EXERCISE OBJECTIVE: Output the full listing below exactly as it reads, and skip anything that is a picture.

Records about charts and figures
[Start]

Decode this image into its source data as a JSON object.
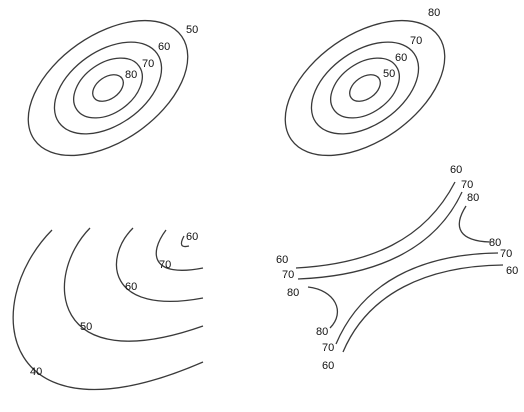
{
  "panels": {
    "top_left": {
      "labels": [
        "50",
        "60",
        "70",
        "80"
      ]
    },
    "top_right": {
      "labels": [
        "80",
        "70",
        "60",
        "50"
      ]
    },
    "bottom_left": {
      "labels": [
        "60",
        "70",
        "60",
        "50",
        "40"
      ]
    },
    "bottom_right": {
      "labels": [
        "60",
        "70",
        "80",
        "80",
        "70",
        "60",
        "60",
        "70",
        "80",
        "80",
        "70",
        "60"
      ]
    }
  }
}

[End]

RESPONSE TO THIS TASK:
Decode this image into its source data as a JSON object.
{
  "panels": {
    "top_left": {
      "labels": [
        "50",
        "60",
        "70",
        "80"
      ]
    },
    "top_right": {
      "labels": [
        "80",
        "70",
        "60",
        "50"
      ]
    },
    "bottom_left": {
      "labels": [
        "60",
        "70",
        "60",
        "50",
        "40"
      ]
    },
    "bottom_right": {
      "labels": [
        "60",
        "70",
        "80",
        "80",
        "70",
        "60",
        "60",
        "70",
        "80",
        "80",
        "70",
        "60"
      ]
    }
  }
}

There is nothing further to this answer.